[Items from a figure collection]
┏━━
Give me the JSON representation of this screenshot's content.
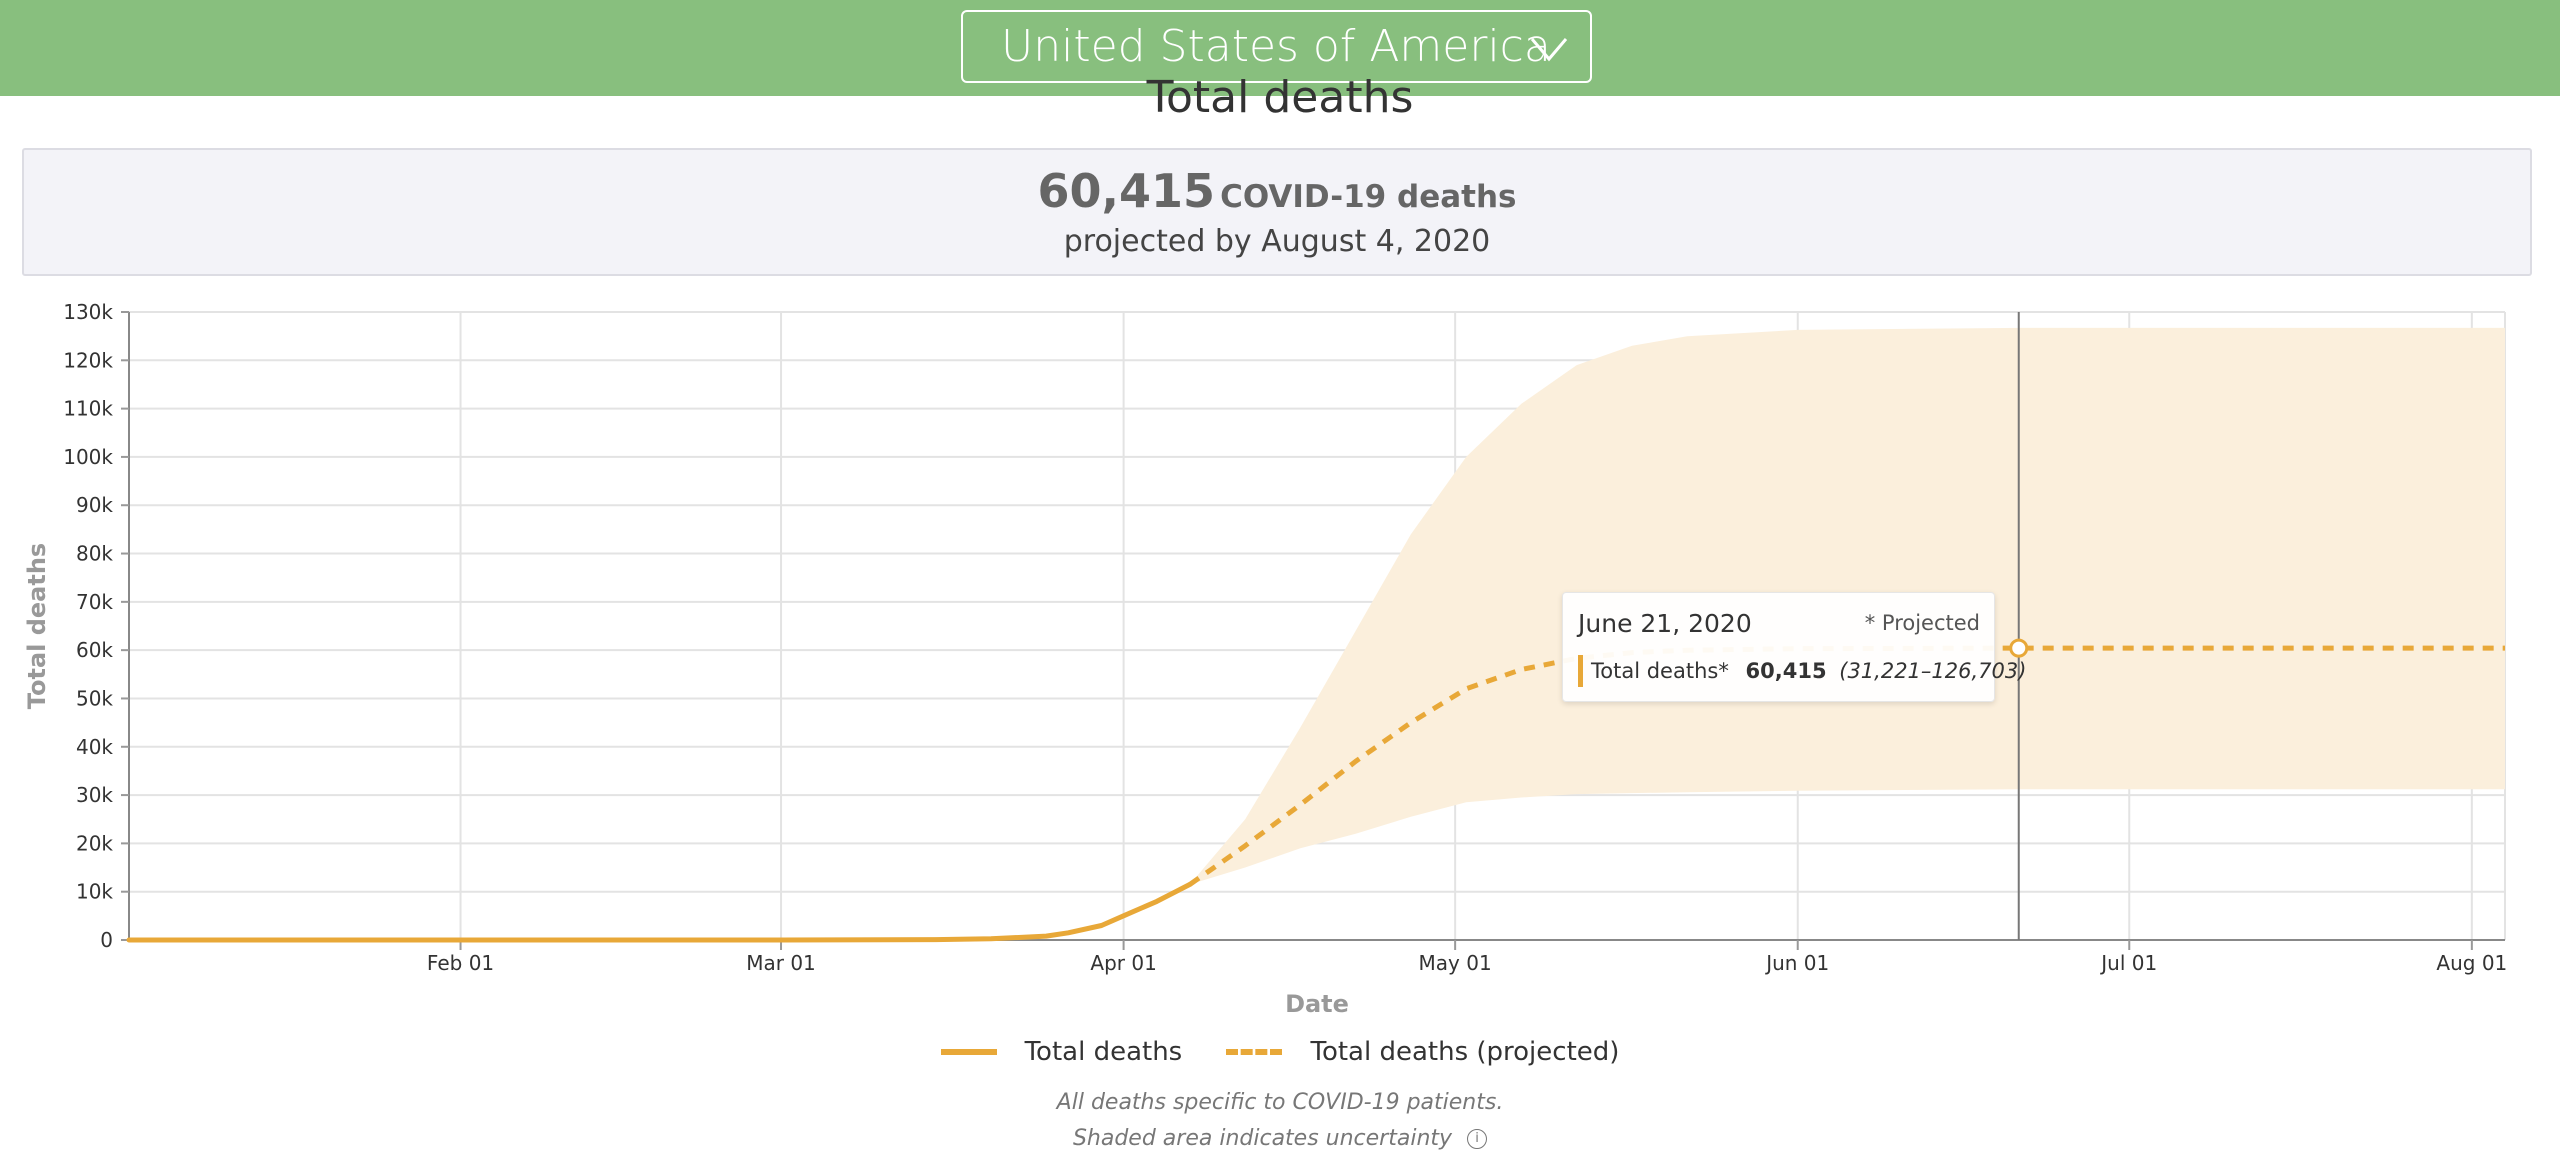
{
  "header": {
    "country": "United States of America",
    "dropdown_icon": "chevron-down-icon"
  },
  "section_title": "Total deaths",
  "summary": {
    "number": "60,415",
    "unit": "COVID-19 deaths",
    "subtitle": "projected by August 4, 2020"
  },
  "tooltip": {
    "date": "June 21, 2020",
    "projected_flag": "* Projected",
    "series_label": "Total deaths*",
    "value": "60,415",
    "range": "(31,221–126,703)"
  },
  "legend": {
    "actual": "Total deaths",
    "projected": "Total deaths (projected)"
  },
  "footnotes": {
    "line1": "All deaths specific to COVID-19 patients.",
    "line2": "Shaded area indicates uncertainty",
    "info_icon": "info-icon"
  },
  "colors": {
    "header_bg": "#88bf7e",
    "series": "#e8a838",
    "uncertainty": "#fbefdc"
  },
  "chart_data": {
    "type": "line",
    "xlabel": "Date",
    "ylabel": "Total deaths",
    "x_range": [
      "2020-01-02",
      "2020-08-04"
    ],
    "ylim": [
      0,
      130000
    ],
    "y_ticks": [
      0,
      10000,
      20000,
      30000,
      40000,
      50000,
      60000,
      70000,
      80000,
      90000,
      100000,
      110000,
      120000,
      130000
    ],
    "y_tick_labels": [
      "0",
      "10k",
      "20k",
      "30k",
      "40k",
      "50k",
      "60k",
      "70k",
      "80k",
      "90k",
      "100k",
      "110k",
      "120k",
      "130k"
    ],
    "x_ticks": [
      "2020-02-01",
      "2020-03-01",
      "2020-04-01",
      "2020-05-01",
      "2020-06-01",
      "2020-07-01",
      "2020-08-01"
    ],
    "x_tick_labels": [
      "Feb 01",
      "Mar 01",
      "Apr 01",
      "May 01",
      "Jun 01",
      "Jul 01",
      "Aug 01"
    ],
    "grid": true,
    "legend_position": "bottom",
    "series": [
      {
        "name": "Total deaths",
        "style": "solid",
        "points": [
          [
            "2020-01-02",
            0
          ],
          [
            "2020-02-01",
            0
          ],
          [
            "2020-03-01",
            0
          ],
          [
            "2020-03-15",
            80
          ],
          [
            "2020-03-20",
            250
          ],
          [
            "2020-03-25",
            800
          ],
          [
            "2020-03-27",
            1500
          ],
          [
            "2020-03-30",
            3000
          ],
          [
            "2020-04-01",
            5000
          ],
          [
            "2020-04-04",
            8000
          ],
          [
            "2020-04-07",
            11500
          ]
        ]
      },
      {
        "name": "Total deaths (projected)",
        "style": "dashed",
        "points": [
          [
            "2020-04-07",
            11500
          ],
          [
            "2020-04-12",
            19500
          ],
          [
            "2020-04-17",
            28000
          ],
          [
            "2020-04-22",
            37000
          ],
          [
            "2020-04-27",
            45000
          ],
          [
            "2020-05-02",
            52000
          ],
          [
            "2020-05-07",
            56000
          ],
          [
            "2020-05-12",
            58300
          ],
          [
            "2020-05-17",
            59500
          ],
          [
            "2020-05-22",
            60000
          ],
          [
            "2020-06-01",
            60300
          ],
          [
            "2020-06-21",
            60415
          ],
          [
            "2020-08-04",
            60415
          ]
        ]
      }
    ],
    "uncertainty": {
      "label": "Shaded area indicates uncertainty",
      "upper": [
        [
          "2020-04-07",
          11500
        ],
        [
          "2020-04-12",
          25000
        ],
        [
          "2020-04-17",
          44000
        ],
        [
          "2020-04-22",
          64000
        ],
        [
          "2020-04-27",
          84000
        ],
        [
          "2020-05-02",
          100000
        ],
        [
          "2020-05-07",
          111000
        ],
        [
          "2020-05-12",
          119000
        ],
        [
          "2020-05-17",
          123000
        ],
        [
          "2020-05-22",
          125000
        ],
        [
          "2020-06-01",
          126300
        ],
        [
          "2020-06-21",
          126703
        ],
        [
          "2020-08-04",
          126703
        ]
      ],
      "lower": [
        [
          "2020-04-07",
          11500
        ],
        [
          "2020-04-12",
          15000
        ],
        [
          "2020-04-17",
          19000
        ],
        [
          "2020-04-22",
          22000
        ],
        [
          "2020-04-27",
          25500
        ],
        [
          "2020-05-02",
          28500
        ],
        [
          "2020-05-07",
          29500
        ],
        [
          "2020-05-12",
          30200
        ],
        [
          "2020-05-22",
          30600
        ],
        [
          "2020-06-01",
          30900
        ],
        [
          "2020-06-21",
          31221
        ],
        [
          "2020-08-04",
          31221
        ]
      ]
    },
    "hover": {
      "date": "2020-06-21",
      "value": 60415
    }
  }
}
┗━━
The records above are to be repeated exactly, with the pictures left out.

Give me the JSON representation of this screenshot's content.
{
  "header": {
    "country": "United States of America",
    "dropdown_icon": "chevron-down-icon"
  },
  "section_title": "Total deaths",
  "summary": {
    "number": "60,415",
    "unit": "COVID-19 deaths",
    "subtitle": "projected by August 4, 2020"
  },
  "tooltip": {
    "date": "June 21, 2020",
    "projected_flag": "* Projected",
    "series_label": "Total deaths*",
    "value": "60,415",
    "range": "(31,221–126,703)"
  },
  "legend": {
    "actual": "Total deaths",
    "projected": "Total deaths (projected)"
  },
  "footnotes": {
    "line1": "All deaths specific to COVID-19 patients.",
    "line2": "Shaded area indicates uncertainty",
    "info_icon": "info-icon"
  },
  "colors": {
    "header_bg": "#88bf7e",
    "series": "#e8a838",
    "uncertainty": "#fbefdc"
  },
  "chart_data": {
    "type": "line",
    "xlabel": "Date",
    "ylabel": "Total deaths",
    "x_range": [
      "2020-01-02",
      "2020-08-04"
    ],
    "ylim": [
      0,
      130000
    ],
    "y_ticks": [
      0,
      10000,
      20000,
      30000,
      40000,
      50000,
      60000,
      70000,
      80000,
      90000,
      100000,
      110000,
      120000,
      130000
    ],
    "y_tick_labels": [
      "0",
      "10k",
      "20k",
      "30k",
      "40k",
      "50k",
      "60k",
      "70k",
      "80k",
      "90k",
      "100k",
      "110k",
      "120k",
      "130k"
    ],
    "x_ticks": [
      "2020-02-01",
      "2020-03-01",
      "2020-04-01",
      "2020-05-01",
      "2020-06-01",
      "2020-07-01",
      "2020-08-01"
    ],
    "x_tick_labels": [
      "Feb 01",
      "Mar 01",
      "Apr 01",
      "May 01",
      "Jun 01",
      "Jul 01",
      "Aug 01"
    ],
    "grid": true,
    "legend_position": "bottom",
    "series": [
      {
        "name": "Total deaths",
        "style": "solid",
        "points": [
          [
            "2020-01-02",
            0
          ],
          [
            "2020-02-01",
            0
          ],
          [
            "2020-03-01",
            0
          ],
          [
            "2020-03-15",
            80
          ],
          [
            "2020-03-20",
            250
          ],
          [
            "2020-03-25",
            800
          ],
          [
            "2020-03-27",
            1500
          ],
          [
            "2020-03-30",
            3000
          ],
          [
            "2020-04-01",
            5000
          ],
          [
            "2020-04-04",
            8000
          ],
          [
            "2020-04-07",
            11500
          ]
        ]
      },
      {
        "name": "Total deaths (projected)",
        "style": "dashed",
        "points": [
          [
            "2020-04-07",
            11500
          ],
          [
            "2020-04-12",
            19500
          ],
          [
            "2020-04-17",
            28000
          ],
          [
            "2020-04-22",
            37000
          ],
          [
            "2020-04-27",
            45000
          ],
          [
            "2020-05-02",
            52000
          ],
          [
            "2020-05-07",
            56000
          ],
          [
            "2020-05-12",
            58300
          ],
          [
            "2020-05-17",
            59500
          ],
          [
            "2020-05-22",
            60000
          ],
          [
            "2020-06-01",
            60300
          ],
          [
            "2020-06-21",
            60415
          ],
          [
            "2020-08-04",
            60415
          ]
        ]
      }
    ],
    "uncertainty": {
      "label": "Shaded area indicates uncertainty",
      "upper": [
        [
          "2020-04-07",
          11500
        ],
        [
          "2020-04-12",
          25000
        ],
        [
          "2020-04-17",
          44000
        ],
        [
          "2020-04-22",
          64000
        ],
        [
          "2020-04-27",
          84000
        ],
        [
          "2020-05-02",
          100000
        ],
        [
          "2020-05-07",
          111000
        ],
        [
          "2020-05-12",
          119000
        ],
        [
          "2020-05-17",
          123000
        ],
        [
          "2020-05-22",
          125000
        ],
        [
          "2020-06-01",
          126300
        ],
        [
          "2020-06-21",
          126703
        ],
        [
          "2020-08-04",
          126703
        ]
      ],
      "lower": [
        [
          "2020-04-07",
          11500
        ],
        [
          "2020-04-12",
          15000
        ],
        [
          "2020-04-17",
          19000
        ],
        [
          "2020-04-22",
          22000
        ],
        [
          "2020-04-27",
          25500
        ],
        [
          "2020-05-02",
          28500
        ],
        [
          "2020-05-07",
          29500
        ],
        [
          "2020-05-12",
          30200
        ],
        [
          "2020-05-22",
          30600
        ],
        [
          "2020-06-01",
          30900
        ],
        [
          "2020-06-21",
          31221
        ],
        [
          "2020-08-04",
          31221
        ]
      ]
    },
    "hover": {
      "date": "2020-06-21",
      "value": 60415
    }
  }
}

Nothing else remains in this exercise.